* **Reading text**
—————

RIC in HIE: A Safety and Feasibility Trial

Not Applicable

Completed

• Conditions: Hypoxic-Ischemic Encephalopathy
• Interventions: Device: Remote Ischemic Conditioning

• Registration Number: NCT05379218
• Lead Sponsor: The Hospital for Sick Children

Brief Summary

Remote Ischemic Conditioning has never been studied in neonates with HIE. However, RIC has been studied in animal models of perinatal asphyxia and has shown encouraging results. In neonatal rats with HIE, RIC is associated with reduced sensory motor deficits compared to non-RIC, and repeated cycles in three consecutive days is superior to a single treatment. In piglets, four cycles of 10 minutes of bilateral hindlimb ischemia immediately after bilateral common carotid occlusion results in reduced cell death in the periventricular white matter and internal capsule. These preclinical studies support the hypothesis that RIC may be beneficial in infants with HIE.

Detailed Description

Hypoxic-ischemic encephalopathy (HIE) is a devastating condition in which newborn infants are deprived of oxygen in the peripartum period, resulting in brain injury. HIE is a leading cause of infant morbidity and mortality worldwide. Within the last 15 years, the introduction of hypothermia as a therapy for HIE has revolutionized our care of these vulnerable infants, but despite these improvements, nearly 50% of infants die or have major disability at 18 months. Therefore, there is a significant need to develop novel adjunctive therapies for HIE.

—————

* **Extracted records**

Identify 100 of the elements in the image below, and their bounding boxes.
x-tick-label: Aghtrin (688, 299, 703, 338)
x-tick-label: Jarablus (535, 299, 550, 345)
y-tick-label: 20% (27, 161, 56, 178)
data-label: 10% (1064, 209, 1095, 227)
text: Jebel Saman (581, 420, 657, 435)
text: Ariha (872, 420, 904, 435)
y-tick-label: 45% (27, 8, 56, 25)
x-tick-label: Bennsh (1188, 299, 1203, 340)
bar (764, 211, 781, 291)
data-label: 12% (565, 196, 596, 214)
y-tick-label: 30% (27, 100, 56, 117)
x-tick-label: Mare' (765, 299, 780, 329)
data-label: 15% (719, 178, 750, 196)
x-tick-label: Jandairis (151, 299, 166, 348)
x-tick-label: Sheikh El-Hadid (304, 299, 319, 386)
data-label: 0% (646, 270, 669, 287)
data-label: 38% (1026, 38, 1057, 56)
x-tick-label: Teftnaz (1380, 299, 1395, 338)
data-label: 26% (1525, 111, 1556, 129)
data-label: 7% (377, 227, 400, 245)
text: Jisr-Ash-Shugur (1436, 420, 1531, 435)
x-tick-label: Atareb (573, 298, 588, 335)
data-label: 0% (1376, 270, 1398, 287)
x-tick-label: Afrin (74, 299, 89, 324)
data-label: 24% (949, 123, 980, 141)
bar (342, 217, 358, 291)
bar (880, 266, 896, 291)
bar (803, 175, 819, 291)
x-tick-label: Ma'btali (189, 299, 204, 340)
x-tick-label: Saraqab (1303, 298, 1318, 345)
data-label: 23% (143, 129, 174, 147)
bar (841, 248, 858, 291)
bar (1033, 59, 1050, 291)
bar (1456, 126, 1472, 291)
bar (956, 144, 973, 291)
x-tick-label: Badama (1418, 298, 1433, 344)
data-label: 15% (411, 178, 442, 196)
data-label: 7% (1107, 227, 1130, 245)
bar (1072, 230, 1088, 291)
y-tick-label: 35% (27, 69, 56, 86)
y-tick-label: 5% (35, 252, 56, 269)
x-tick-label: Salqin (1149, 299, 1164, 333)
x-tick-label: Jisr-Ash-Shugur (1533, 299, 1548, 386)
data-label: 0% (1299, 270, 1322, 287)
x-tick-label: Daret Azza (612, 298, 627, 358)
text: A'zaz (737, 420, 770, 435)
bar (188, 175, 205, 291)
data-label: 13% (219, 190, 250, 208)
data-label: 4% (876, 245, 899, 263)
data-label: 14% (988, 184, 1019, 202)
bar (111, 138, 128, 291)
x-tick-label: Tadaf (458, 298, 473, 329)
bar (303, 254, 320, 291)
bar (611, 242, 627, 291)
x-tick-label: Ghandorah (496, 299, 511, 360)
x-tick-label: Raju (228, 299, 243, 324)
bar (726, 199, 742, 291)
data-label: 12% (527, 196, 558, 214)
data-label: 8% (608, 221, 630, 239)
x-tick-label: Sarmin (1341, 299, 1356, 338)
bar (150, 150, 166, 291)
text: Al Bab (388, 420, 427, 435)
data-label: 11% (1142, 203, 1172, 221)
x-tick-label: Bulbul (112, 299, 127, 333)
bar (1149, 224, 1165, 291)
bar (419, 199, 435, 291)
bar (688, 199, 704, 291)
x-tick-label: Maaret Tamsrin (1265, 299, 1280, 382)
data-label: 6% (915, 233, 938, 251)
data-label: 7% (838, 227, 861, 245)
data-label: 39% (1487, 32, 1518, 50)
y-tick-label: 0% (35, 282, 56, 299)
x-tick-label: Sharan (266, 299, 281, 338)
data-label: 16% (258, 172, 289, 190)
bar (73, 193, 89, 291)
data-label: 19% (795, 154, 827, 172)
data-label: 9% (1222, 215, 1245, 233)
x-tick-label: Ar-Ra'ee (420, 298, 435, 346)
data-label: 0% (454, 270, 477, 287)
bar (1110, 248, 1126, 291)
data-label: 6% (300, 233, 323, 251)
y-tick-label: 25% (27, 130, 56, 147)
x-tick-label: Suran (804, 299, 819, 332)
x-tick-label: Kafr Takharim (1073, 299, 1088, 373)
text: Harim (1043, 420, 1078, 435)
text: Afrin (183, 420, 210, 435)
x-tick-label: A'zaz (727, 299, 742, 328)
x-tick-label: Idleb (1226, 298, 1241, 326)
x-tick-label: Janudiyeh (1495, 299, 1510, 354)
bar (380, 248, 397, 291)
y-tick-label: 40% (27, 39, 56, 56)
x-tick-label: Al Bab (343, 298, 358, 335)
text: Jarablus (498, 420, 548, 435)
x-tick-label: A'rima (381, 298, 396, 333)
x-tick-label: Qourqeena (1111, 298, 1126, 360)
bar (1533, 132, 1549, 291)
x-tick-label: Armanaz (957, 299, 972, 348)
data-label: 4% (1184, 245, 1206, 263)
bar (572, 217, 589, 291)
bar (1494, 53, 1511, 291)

—————

* **Work order A**
Translate this sentence from the RIC trial page into Spanish: "HIE is a leading cause of infant morbidity and mortality worldwide."
* **Work order B**
From the RIC trial page, return the part that opens with the words containing "Not Applicable" and closes with "infants with HIE.", copied exactly.
* **Work order C**
List the labels of all the bulleted fields on the RIC trial page.
None of this work uses the rows.

* **Output A**
La HIE es una de las principales causas de morbilidad y mortalidad infantil en todo el mundo.

* **Output B**
Not Applicable

Completed

• Conditions: Hypoxic-Ischemic Encephalopathy
• Interventions: Device: Remote Ischemic Conditioning

• Registration Number: NCT05379218
• Lead Sponsor: The Hospital for Sick Children

Brief Summary

Remote Ischemic Conditioning has never been studied in neonates with HIE. However, RIC has been studied in animal models of perinatal asphyxia and has shown encouraging results. In neonatal rats with HIE, RIC is associated with reduced sensory motor deficits compared to non-RIC, and repeated cycles in three consecutive days is superior to a single treatment. In piglets, four cycles of 10 minutes of bilateral hindlimb ischemia immediately after bilateral common carotid occlusion results in reduced cell death in the periventricular white matter and internal capsule. These preclinical studies support the hypothesis that RIC may be beneficial in infants with HIE.

* **Output C**
Conditions
Interventions
Registration Number
Lead Sponsor